▸ **Objective**: Output every entry exactly as written, but omit the pictures.

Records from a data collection
────────

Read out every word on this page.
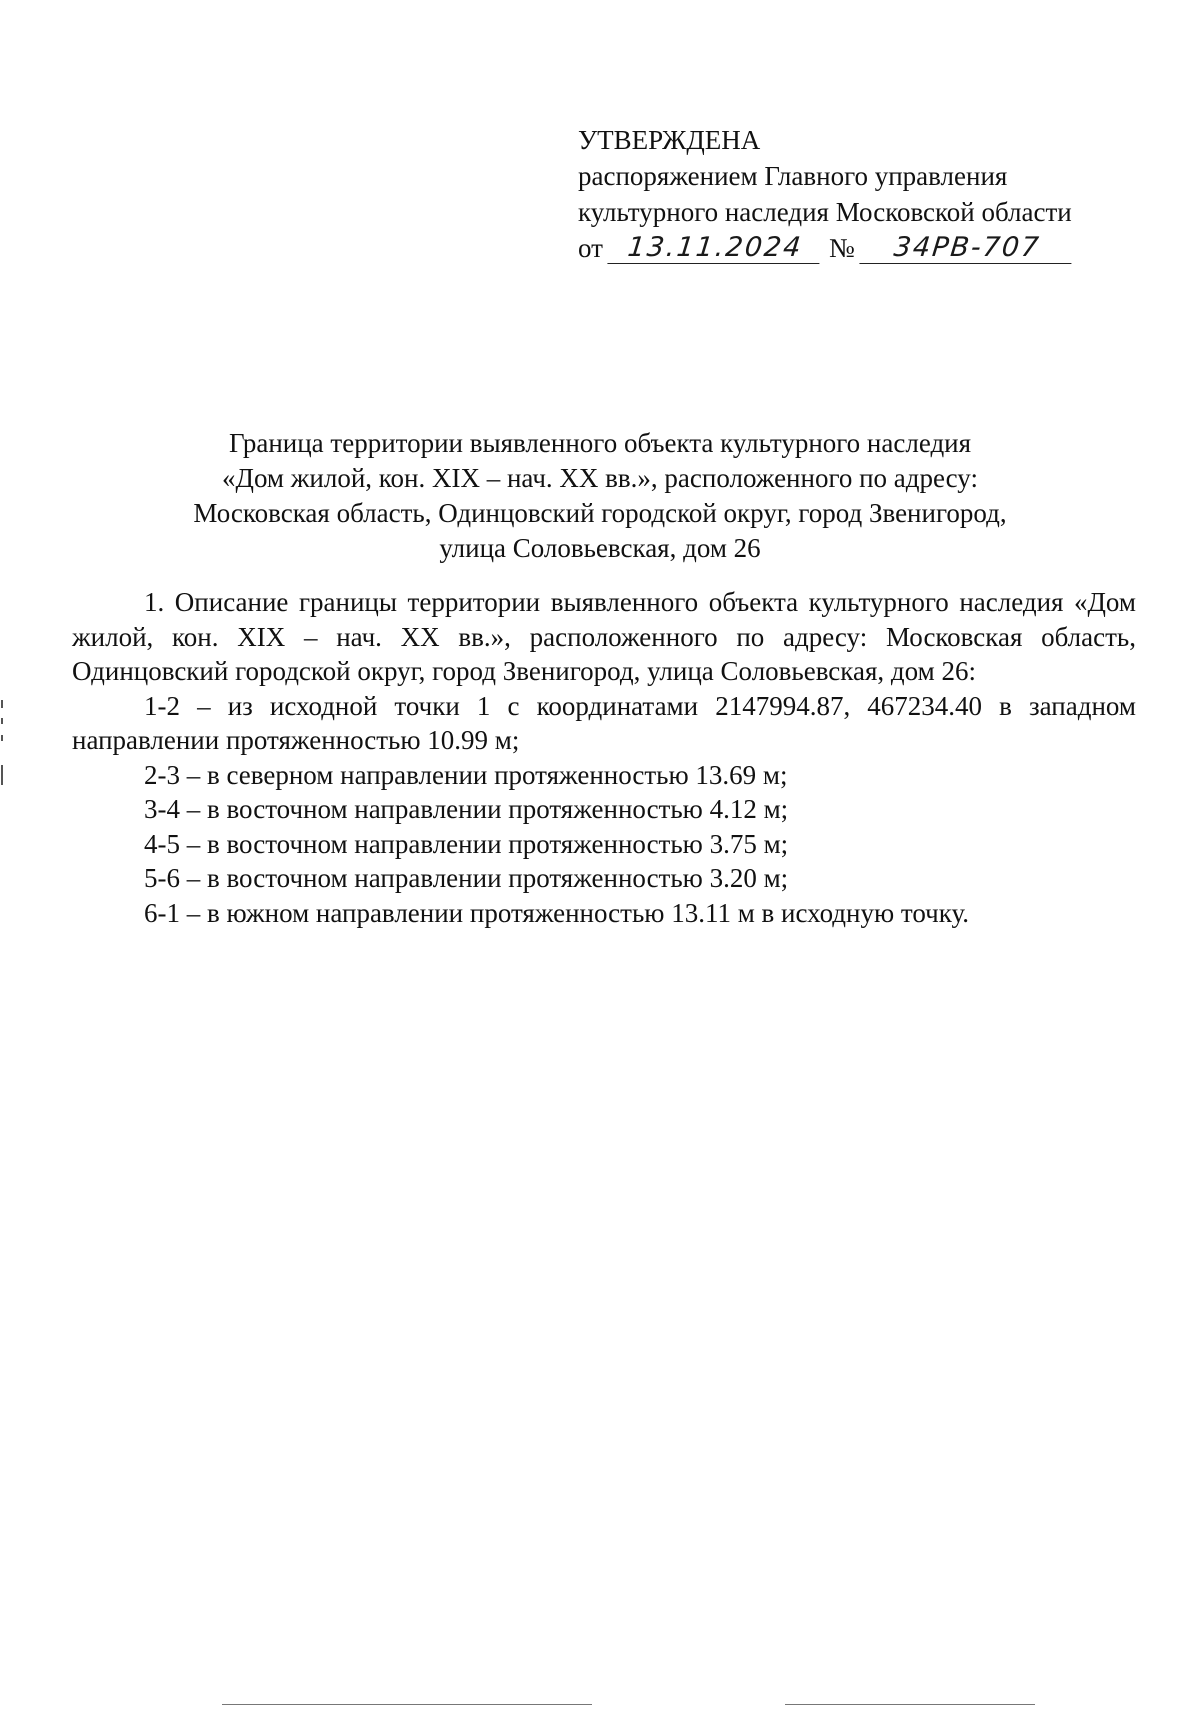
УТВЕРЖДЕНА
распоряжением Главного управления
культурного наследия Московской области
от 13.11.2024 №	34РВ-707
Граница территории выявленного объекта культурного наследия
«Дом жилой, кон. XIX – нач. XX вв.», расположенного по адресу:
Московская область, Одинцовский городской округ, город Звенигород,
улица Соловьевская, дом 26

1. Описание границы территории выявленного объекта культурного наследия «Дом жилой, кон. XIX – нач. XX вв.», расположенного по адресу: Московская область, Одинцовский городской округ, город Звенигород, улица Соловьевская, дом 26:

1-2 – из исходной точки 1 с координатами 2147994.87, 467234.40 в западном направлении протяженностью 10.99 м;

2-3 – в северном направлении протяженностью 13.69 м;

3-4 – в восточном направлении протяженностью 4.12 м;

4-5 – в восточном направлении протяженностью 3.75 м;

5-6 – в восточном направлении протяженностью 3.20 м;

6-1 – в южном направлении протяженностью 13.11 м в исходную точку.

────────

▸ **Result for this exercise**:
Read out every word on this page.
УТВЕРЖДЕНА
распоряжением Главного управления
культурного наследия Московской области
от 13.11.2024 №	34РВ-707
Граница территории выявленного объекта культурного наследия
«Дом жилой, кон. XIX – нач. XX вв.», расположенного по адресу:
Московская область, Одинцовский городской округ, город Звенигород,
улица Соловьевская, дом 26

1. Описание границы территории выявленного объекта культурного наследия «Дом жилой, кон. XIX – нач. XX вв.», расположенного по адресу: Московская область, Одинцовский городской округ, город Звенигород, улица Соловьевская, дом 26:

1-2 – из исходной точки 1 с координатами 2147994.87, 467234.40 в западном направлении протяженностью 10.99 м;

2-3 – в северном направлении протяженностью 13.69 м;

3-4 – в восточном направлении протяженностью 4.12 м;

4-5 – в восточном направлении протяженностью 3.75 м;

5-6 – в восточном направлении протяженностью 3.20 м;

6-1 – в южном направлении протяженностью 13.11 м в исходную точку.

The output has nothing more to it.